(Recorded data)
+++++

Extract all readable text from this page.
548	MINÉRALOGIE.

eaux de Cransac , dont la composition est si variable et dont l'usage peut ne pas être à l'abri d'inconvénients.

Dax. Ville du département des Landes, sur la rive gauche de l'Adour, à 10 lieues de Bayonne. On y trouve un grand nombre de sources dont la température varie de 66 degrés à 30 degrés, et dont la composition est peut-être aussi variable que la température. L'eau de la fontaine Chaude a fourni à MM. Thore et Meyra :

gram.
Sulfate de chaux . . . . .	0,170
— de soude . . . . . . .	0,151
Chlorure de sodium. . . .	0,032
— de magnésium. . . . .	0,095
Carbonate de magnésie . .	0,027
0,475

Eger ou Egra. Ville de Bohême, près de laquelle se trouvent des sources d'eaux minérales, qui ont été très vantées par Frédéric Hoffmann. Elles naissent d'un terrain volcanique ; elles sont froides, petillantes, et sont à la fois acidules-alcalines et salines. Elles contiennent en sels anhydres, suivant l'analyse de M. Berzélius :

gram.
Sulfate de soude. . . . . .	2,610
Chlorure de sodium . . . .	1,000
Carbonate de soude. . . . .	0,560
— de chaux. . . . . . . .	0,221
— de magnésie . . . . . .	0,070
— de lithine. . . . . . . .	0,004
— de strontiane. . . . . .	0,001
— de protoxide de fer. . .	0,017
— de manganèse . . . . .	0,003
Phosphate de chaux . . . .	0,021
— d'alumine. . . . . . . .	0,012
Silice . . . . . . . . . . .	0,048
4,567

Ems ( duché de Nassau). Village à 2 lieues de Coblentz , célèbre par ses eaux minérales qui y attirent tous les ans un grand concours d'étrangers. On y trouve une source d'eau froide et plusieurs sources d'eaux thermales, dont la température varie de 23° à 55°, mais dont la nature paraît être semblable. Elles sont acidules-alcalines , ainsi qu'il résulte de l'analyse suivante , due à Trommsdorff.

+++++

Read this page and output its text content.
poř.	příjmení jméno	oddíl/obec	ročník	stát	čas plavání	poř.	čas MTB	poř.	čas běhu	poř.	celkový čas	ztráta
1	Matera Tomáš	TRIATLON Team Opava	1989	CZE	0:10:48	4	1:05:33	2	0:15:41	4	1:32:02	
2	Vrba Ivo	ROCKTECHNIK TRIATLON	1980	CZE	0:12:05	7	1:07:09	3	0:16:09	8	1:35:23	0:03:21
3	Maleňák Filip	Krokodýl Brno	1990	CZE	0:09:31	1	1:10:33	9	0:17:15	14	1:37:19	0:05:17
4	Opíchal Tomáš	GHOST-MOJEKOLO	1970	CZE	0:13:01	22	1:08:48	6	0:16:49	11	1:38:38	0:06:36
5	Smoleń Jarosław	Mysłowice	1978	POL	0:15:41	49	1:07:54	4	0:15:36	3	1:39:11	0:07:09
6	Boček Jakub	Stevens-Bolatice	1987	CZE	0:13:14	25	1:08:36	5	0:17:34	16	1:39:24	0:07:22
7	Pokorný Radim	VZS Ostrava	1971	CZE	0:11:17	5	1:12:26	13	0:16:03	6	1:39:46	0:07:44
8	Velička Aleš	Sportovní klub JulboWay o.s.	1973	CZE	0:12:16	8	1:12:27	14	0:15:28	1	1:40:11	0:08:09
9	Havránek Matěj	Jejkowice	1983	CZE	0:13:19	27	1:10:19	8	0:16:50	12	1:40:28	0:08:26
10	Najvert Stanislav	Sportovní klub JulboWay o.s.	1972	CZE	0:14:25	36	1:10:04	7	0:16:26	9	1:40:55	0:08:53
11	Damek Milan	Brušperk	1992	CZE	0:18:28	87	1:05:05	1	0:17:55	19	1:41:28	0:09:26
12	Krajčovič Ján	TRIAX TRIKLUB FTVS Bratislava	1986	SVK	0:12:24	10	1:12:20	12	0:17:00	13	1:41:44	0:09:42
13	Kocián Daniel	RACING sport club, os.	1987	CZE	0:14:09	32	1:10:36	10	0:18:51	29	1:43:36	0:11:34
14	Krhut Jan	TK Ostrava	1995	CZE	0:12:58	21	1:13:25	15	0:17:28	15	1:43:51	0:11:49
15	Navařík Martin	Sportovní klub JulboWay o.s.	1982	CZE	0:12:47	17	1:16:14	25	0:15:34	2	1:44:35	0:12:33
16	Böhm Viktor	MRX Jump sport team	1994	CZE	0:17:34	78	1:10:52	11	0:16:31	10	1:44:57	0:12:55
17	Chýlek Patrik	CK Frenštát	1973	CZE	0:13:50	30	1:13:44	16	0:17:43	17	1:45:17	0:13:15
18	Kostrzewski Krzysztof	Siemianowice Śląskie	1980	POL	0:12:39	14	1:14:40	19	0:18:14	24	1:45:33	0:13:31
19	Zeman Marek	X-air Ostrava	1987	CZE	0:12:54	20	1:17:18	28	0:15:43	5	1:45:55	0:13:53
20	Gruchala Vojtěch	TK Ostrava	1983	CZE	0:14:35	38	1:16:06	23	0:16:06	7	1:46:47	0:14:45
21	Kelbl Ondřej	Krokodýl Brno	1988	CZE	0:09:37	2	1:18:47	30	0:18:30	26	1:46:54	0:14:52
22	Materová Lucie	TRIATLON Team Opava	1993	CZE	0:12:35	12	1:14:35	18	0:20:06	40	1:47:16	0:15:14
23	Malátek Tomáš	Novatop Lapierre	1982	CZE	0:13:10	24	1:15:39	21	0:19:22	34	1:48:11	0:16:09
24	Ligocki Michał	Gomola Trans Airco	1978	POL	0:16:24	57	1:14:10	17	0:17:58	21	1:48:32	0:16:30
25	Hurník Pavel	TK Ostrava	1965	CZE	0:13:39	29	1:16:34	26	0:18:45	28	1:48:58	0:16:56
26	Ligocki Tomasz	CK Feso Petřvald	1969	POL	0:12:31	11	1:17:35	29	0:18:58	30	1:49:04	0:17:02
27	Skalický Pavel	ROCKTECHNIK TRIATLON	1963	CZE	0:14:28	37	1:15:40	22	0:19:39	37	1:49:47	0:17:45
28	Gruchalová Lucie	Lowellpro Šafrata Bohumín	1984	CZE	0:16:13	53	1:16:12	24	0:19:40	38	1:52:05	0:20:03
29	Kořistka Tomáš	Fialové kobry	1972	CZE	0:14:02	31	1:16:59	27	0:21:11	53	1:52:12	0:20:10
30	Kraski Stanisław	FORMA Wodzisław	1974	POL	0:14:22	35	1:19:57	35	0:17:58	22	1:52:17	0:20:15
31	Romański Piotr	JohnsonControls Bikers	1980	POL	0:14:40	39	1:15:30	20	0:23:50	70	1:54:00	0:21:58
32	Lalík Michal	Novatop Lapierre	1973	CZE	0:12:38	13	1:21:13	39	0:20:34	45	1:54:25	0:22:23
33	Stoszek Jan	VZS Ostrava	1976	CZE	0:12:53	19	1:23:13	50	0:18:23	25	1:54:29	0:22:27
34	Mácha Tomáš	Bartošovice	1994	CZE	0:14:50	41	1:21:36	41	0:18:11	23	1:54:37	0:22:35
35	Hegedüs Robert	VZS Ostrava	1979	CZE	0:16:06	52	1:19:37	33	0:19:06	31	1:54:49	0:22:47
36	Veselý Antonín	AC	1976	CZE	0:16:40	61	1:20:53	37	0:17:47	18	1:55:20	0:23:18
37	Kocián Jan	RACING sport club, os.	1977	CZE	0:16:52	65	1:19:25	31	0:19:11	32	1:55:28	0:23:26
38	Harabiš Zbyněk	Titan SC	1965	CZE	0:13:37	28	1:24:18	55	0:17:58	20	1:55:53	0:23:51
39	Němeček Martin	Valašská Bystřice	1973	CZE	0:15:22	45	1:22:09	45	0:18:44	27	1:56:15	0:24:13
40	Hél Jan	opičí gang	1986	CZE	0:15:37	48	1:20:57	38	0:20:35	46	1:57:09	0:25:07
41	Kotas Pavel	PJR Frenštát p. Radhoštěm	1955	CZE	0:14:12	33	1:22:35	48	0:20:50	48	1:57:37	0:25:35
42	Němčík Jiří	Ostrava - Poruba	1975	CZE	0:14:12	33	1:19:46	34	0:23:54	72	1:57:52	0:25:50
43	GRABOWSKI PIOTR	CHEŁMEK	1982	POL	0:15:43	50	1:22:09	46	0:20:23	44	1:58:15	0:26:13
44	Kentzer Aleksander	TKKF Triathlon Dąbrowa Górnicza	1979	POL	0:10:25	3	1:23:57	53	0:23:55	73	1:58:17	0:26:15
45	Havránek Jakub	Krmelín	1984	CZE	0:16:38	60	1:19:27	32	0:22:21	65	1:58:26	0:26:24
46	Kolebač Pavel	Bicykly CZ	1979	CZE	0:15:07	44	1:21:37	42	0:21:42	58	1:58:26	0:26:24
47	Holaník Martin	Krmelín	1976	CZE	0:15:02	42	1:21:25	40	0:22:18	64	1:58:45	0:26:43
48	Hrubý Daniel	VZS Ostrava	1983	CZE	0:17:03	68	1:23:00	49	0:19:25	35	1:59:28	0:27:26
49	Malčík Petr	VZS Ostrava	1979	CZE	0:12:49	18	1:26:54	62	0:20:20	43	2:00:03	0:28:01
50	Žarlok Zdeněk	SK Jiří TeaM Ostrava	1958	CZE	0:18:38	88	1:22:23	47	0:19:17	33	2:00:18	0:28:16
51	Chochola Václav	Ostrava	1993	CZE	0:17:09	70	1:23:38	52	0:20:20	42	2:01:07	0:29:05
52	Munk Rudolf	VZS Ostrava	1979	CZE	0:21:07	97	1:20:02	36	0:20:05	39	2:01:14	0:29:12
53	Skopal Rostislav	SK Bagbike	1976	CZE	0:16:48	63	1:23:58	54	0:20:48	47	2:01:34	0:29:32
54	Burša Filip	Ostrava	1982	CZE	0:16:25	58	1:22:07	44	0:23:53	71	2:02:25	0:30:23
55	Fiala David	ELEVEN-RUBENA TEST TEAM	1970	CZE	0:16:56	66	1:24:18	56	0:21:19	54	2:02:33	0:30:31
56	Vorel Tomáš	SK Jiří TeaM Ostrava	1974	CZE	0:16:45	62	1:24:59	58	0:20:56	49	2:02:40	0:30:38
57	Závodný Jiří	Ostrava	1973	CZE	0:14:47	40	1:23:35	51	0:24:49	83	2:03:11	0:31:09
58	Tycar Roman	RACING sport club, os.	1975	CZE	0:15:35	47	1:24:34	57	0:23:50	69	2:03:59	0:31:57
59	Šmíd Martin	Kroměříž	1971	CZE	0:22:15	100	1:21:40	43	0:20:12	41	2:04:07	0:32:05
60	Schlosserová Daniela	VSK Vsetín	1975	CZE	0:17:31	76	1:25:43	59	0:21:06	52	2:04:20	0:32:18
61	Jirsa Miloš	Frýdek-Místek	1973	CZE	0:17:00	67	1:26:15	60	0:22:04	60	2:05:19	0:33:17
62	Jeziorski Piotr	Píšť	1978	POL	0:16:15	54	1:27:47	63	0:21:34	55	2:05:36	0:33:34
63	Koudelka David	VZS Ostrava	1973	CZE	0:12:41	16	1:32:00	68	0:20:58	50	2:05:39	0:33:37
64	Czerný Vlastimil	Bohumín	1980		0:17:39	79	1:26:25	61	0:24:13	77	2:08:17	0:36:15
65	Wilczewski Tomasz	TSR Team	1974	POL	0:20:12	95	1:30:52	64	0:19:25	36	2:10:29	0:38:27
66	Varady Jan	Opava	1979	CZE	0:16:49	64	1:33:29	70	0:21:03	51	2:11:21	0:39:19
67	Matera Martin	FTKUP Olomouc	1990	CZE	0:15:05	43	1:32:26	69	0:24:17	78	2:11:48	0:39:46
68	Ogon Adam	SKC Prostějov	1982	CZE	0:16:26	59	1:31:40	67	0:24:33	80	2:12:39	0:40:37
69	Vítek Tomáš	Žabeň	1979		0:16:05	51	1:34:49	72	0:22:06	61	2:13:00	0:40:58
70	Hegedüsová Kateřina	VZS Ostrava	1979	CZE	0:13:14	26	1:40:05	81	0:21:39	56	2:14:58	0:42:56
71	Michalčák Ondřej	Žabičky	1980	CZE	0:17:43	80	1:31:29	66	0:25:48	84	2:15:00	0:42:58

+++++

== WHAT TO PRODUCE ==
Lines that include the word "Pavel" — how many are there in the data? Answer with the number alone.

== ANSWER BELOW ==
4